(Listings of element regions)
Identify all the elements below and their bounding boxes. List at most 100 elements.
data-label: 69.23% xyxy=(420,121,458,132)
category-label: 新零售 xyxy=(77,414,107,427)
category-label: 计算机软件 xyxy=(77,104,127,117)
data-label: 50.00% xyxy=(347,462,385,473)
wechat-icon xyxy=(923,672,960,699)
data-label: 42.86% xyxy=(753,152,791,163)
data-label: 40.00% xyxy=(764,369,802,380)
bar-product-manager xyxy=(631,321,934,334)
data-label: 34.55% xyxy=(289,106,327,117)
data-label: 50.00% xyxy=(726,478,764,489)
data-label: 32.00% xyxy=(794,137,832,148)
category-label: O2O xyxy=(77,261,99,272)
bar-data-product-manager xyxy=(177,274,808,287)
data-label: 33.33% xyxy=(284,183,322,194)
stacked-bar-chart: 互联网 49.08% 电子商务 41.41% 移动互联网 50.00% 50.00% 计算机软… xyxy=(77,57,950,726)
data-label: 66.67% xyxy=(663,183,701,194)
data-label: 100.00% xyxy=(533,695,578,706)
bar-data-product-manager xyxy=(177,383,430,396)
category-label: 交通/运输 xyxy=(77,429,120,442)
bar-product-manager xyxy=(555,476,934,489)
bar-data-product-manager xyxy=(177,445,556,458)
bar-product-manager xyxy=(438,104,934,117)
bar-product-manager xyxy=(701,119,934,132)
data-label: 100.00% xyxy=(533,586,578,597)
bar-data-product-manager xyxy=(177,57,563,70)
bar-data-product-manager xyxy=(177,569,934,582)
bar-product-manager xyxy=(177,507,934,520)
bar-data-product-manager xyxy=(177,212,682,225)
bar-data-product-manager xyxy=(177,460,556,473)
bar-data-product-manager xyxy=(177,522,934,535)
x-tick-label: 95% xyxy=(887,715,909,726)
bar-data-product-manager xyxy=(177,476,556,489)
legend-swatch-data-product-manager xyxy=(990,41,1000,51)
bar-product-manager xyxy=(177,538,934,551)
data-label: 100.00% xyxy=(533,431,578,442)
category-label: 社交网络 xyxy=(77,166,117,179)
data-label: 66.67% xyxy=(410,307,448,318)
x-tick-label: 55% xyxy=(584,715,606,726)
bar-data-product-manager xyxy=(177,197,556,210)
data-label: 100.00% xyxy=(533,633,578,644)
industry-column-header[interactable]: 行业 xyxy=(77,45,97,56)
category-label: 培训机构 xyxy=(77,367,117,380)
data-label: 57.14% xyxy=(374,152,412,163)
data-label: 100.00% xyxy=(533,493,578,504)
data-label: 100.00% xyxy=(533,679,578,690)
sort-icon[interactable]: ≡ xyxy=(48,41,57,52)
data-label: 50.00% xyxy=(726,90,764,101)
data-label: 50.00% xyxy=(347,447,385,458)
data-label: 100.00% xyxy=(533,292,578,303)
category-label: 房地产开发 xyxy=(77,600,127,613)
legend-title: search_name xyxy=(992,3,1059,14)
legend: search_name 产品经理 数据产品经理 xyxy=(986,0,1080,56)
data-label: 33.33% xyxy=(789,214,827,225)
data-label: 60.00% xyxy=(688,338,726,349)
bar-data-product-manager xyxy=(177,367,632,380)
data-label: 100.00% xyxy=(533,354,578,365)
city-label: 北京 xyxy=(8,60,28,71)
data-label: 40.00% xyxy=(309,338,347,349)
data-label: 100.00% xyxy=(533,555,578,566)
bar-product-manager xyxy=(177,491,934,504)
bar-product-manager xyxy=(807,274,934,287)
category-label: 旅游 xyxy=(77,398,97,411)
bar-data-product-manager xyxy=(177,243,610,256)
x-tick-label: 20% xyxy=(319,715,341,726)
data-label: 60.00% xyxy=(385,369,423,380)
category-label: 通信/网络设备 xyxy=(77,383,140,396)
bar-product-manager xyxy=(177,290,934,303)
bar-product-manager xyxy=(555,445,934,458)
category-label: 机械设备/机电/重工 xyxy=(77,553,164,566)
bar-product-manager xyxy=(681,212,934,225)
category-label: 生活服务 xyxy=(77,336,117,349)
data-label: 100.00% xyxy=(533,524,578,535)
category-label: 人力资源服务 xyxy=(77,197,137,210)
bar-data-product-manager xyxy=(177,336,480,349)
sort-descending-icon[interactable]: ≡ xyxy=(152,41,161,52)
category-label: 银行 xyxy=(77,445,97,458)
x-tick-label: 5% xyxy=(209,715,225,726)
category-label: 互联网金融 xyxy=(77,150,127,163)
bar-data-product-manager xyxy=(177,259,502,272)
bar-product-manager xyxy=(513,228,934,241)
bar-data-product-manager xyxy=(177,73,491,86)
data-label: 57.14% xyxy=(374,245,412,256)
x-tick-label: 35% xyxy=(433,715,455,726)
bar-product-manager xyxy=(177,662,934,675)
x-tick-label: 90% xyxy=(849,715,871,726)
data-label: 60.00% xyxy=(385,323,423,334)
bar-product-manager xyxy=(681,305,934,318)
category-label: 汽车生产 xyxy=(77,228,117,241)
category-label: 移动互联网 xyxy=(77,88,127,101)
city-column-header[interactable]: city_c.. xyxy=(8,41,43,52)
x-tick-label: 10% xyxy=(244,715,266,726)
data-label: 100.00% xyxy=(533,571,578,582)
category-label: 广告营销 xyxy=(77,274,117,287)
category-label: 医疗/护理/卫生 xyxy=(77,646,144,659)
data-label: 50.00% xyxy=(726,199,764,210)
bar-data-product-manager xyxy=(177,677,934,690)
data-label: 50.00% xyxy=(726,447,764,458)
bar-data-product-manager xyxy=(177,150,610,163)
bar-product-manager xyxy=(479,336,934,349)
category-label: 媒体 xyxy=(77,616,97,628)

The problem. Reproduce all of the records above verbatim, line for line.

Solution to the problem.
Identify all the elements below and their bounding boxes. List at most 100 elements.
data-label: 69.23% xyxy=(420,121,458,132)
category-label: 新零售 xyxy=(77,414,107,427)
category-label: 计算机软件 xyxy=(77,104,127,117)
data-label: 50.00% xyxy=(347,462,385,473)
wechat-icon xyxy=(923,672,960,699)
data-label: 42.86% xyxy=(753,152,791,163)
data-label: 40.00% xyxy=(764,369,802,380)
bar-product-manager xyxy=(631,321,934,334)
data-label: 34.55% xyxy=(289,106,327,117)
data-label: 50.00% xyxy=(726,478,764,489)
data-label: 32.00% xyxy=(794,137,832,148)
category-label: O2O xyxy=(77,261,99,272)
bar-data-product-manager xyxy=(177,274,808,287)
data-label: 33.33% xyxy=(284,183,322,194)
stacked-bar-chart: 互联网 49.08% 电子商务 41.41% 移动互联网 50.00% 50.00% 计算机软… xyxy=(77,57,950,726)
data-label: 66.67% xyxy=(663,183,701,194)
data-label: 100.00% xyxy=(533,695,578,706)
bar-data-product-manager xyxy=(177,383,430,396)
category-label: 交通/运输 xyxy=(77,429,120,442)
bar-product-manager xyxy=(555,476,934,489)
bar-data-product-manager xyxy=(177,445,556,458)
bar-product-manager xyxy=(438,104,934,117)
bar-product-manager xyxy=(701,119,934,132)
data-label: 100.00% xyxy=(533,586,578,597)
bar-data-product-manager xyxy=(177,57,563,70)
bar-data-product-manager xyxy=(177,569,934,582)
bar-product-manager xyxy=(177,507,934,520)
bar-data-product-manager xyxy=(177,212,682,225)
bar-data-product-manager xyxy=(177,460,556,473)
bar-data-product-manager xyxy=(177,522,934,535)
x-tick-label: 95% xyxy=(887,715,909,726)
bar-data-product-manager xyxy=(177,476,556,489)
legend-swatch-data-product-manager xyxy=(990,41,1000,51)
bar-product-manager xyxy=(177,538,934,551)
data-label: 100.00% xyxy=(533,431,578,442)
category-label: 社交网络 xyxy=(77,166,117,179)
data-label: 66.67% xyxy=(410,307,448,318)
x-tick-label: 55% xyxy=(584,715,606,726)
bar-data-product-manager xyxy=(177,197,556,210)
data-label: 100.00% xyxy=(533,633,578,644)
industry-column-header[interactable]: 行业 xyxy=(77,45,97,56)
category-label: 培训机构 xyxy=(77,367,117,380)
data-label: 57.14% xyxy=(374,152,412,163)
data-label: 100.00% xyxy=(533,493,578,504)
data-label: 100.00% xyxy=(533,679,578,690)
sort-icon[interactable]: ≡ xyxy=(48,41,57,52)
data-label: 50.00% xyxy=(726,90,764,101)
data-label: 50.00% xyxy=(347,447,385,458)
data-label: 100.00% xyxy=(533,292,578,303)
category-label: 房地产开发 xyxy=(77,600,127,613)
legend-title: search_name xyxy=(992,3,1059,14)
legend: search_name 产品经理 数据产品经理 xyxy=(986,0,1080,56)
data-label: 33.33% xyxy=(789,214,827,225)
data-label: 60.00% xyxy=(688,338,726,349)
bar-data-product-manager xyxy=(177,367,632,380)
data-label: 100.00% xyxy=(533,354,578,365)
city-label: 北京 xyxy=(8,60,28,71)
data-label: 40.00% xyxy=(309,338,347,349)
data-label: 100.00% xyxy=(533,555,578,566)
bar-product-manager xyxy=(177,491,934,504)
bar-product-manager xyxy=(807,274,934,287)
category-label: 旅游 xyxy=(77,398,97,411)
bar-data-product-manager xyxy=(177,243,610,256)
x-tick-label: 20% xyxy=(319,715,341,726)
data-label: 60.00% xyxy=(385,369,423,380)
category-label: 通信/网络设备 xyxy=(77,383,140,396)
bar-product-manager xyxy=(177,290,934,303)
bar-product-manager xyxy=(555,445,934,458)
category-label: 机械设备/机电/重工 xyxy=(77,553,164,566)
bar-product-manager xyxy=(681,212,934,225)
category-label: 生活服务 xyxy=(77,336,117,349)
data-label: 100.00% xyxy=(533,524,578,535)
category-label: 人力资源服务 xyxy=(77,197,137,210)
bar-data-product-manager xyxy=(177,336,480,349)
sort-descending-icon[interactable]: ≡ xyxy=(152,41,161,52)
category-label: 银行 xyxy=(77,445,97,458)
x-tick-label: 5% xyxy=(209,715,225,726)
category-label: 互联网金融 xyxy=(77,150,127,163)
bar-data-product-manager xyxy=(177,259,502,272)
bar-product-manager xyxy=(513,228,934,241)
bar-data-product-manager xyxy=(177,73,491,86)
data-label: 57.14% xyxy=(374,245,412,256)
x-tick-label: 35% xyxy=(433,715,455,726)
bar-product-manager xyxy=(177,662,934,675)
x-tick-label: 90% xyxy=(849,715,871,726)
data-label: 60.00% xyxy=(385,323,423,334)
bar-product-manager xyxy=(681,305,934,318)
category-label: 汽车生产 xyxy=(77,228,117,241)
category-label: 移动互联网 xyxy=(77,88,127,101)
city-column-header[interactable]: city_c.. xyxy=(8,41,43,52)
x-tick-label: 10% xyxy=(244,715,266,726)
data-label: 100.00% xyxy=(533,571,578,582)
category-label: 广告营销 xyxy=(77,274,117,287)
category-label: 医疗/护理/卫生 xyxy=(77,646,144,659)
data-label: 50.00% xyxy=(726,199,764,210)
bar-data-product-manager xyxy=(177,677,934,690)
data-label: 50.00% xyxy=(726,447,764,458)
bar-data-product-manager xyxy=(177,150,610,163)
bar-product-manager xyxy=(479,336,934,349)
category-label: 媒体 xyxy=(77,616,97,628)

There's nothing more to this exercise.